### Stored items
——————————
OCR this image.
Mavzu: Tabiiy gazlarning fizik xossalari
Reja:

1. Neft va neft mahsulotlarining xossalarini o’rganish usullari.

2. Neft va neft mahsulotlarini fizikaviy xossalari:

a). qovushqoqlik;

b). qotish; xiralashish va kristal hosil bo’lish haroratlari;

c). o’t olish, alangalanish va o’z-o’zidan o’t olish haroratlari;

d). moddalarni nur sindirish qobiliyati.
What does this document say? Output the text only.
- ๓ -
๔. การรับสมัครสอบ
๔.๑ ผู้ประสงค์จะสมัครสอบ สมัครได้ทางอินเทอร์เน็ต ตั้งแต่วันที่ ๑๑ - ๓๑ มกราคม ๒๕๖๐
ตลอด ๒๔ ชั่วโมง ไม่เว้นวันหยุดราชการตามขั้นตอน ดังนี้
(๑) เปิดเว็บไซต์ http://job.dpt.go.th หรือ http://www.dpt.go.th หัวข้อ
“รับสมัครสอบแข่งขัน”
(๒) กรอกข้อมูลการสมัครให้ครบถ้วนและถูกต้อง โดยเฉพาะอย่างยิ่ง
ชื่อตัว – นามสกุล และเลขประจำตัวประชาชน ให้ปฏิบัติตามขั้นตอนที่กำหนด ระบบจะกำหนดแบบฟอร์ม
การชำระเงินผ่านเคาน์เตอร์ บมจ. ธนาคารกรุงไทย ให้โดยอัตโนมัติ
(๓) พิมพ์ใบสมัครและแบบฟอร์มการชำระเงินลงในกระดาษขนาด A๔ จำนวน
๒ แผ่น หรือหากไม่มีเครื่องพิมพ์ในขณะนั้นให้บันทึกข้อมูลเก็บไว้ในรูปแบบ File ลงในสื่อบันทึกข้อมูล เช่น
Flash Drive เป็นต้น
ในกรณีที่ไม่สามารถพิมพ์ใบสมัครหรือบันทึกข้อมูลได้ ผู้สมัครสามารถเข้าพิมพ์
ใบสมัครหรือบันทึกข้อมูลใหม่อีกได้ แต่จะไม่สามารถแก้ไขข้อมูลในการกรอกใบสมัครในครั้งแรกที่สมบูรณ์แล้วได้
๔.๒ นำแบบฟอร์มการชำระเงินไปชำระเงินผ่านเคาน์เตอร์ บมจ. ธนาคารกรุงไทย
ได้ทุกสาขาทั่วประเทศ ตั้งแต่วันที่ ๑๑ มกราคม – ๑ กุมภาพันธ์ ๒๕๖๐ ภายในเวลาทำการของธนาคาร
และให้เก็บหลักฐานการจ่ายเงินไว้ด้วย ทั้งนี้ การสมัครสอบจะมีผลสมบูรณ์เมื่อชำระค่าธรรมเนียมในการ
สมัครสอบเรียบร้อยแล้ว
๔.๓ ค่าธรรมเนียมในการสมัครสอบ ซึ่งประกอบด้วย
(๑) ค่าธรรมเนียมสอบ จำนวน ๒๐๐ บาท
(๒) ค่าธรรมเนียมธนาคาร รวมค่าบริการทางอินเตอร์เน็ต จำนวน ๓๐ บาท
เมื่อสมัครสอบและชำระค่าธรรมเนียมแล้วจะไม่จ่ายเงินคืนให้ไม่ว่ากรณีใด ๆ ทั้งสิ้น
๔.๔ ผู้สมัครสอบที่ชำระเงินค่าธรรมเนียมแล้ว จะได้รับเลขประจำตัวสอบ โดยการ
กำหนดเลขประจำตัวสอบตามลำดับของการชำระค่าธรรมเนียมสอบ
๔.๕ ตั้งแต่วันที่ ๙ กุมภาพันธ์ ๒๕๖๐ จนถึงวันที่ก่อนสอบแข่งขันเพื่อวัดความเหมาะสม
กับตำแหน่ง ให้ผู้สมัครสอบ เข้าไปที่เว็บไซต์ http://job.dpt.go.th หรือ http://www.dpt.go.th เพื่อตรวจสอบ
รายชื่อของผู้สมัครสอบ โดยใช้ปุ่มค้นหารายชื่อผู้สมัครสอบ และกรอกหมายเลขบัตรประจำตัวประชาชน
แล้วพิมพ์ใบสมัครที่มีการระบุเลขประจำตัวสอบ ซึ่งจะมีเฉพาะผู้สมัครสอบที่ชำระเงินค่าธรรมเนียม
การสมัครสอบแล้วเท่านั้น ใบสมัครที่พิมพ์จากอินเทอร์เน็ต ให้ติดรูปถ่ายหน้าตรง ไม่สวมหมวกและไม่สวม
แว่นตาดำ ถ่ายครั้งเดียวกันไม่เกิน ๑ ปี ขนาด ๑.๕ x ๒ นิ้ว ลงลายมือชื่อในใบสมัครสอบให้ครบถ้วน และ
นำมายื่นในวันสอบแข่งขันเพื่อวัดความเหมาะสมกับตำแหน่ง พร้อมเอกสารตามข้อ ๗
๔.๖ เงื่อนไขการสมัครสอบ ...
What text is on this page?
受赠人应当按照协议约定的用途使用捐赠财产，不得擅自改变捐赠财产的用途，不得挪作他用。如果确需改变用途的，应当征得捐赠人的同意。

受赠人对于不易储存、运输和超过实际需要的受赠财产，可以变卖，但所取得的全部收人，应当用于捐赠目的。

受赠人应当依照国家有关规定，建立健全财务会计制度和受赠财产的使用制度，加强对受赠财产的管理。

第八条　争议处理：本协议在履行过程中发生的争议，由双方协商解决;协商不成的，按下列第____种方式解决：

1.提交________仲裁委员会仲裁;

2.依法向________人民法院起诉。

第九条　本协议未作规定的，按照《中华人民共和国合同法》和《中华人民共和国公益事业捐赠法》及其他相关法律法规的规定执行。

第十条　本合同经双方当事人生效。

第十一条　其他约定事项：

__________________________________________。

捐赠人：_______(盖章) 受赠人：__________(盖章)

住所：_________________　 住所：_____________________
——————————
### Description of the task
Return every line in the listing that contains the word "บตำแหน".

### Full response
กับตำแหน่ง ให้ผู้สมัครสอบ เข้าไปที่เว็บไซต์ http://job.dpt.go.th หรือ http://www.dpt.go.th เพื่อตรวจสอบ
นำมายื่นในวันสอบแข่งขันเพื่อวัดความเหมาะสมกับตำแหน่ง พร้อมเอกสารตามข้อ ๗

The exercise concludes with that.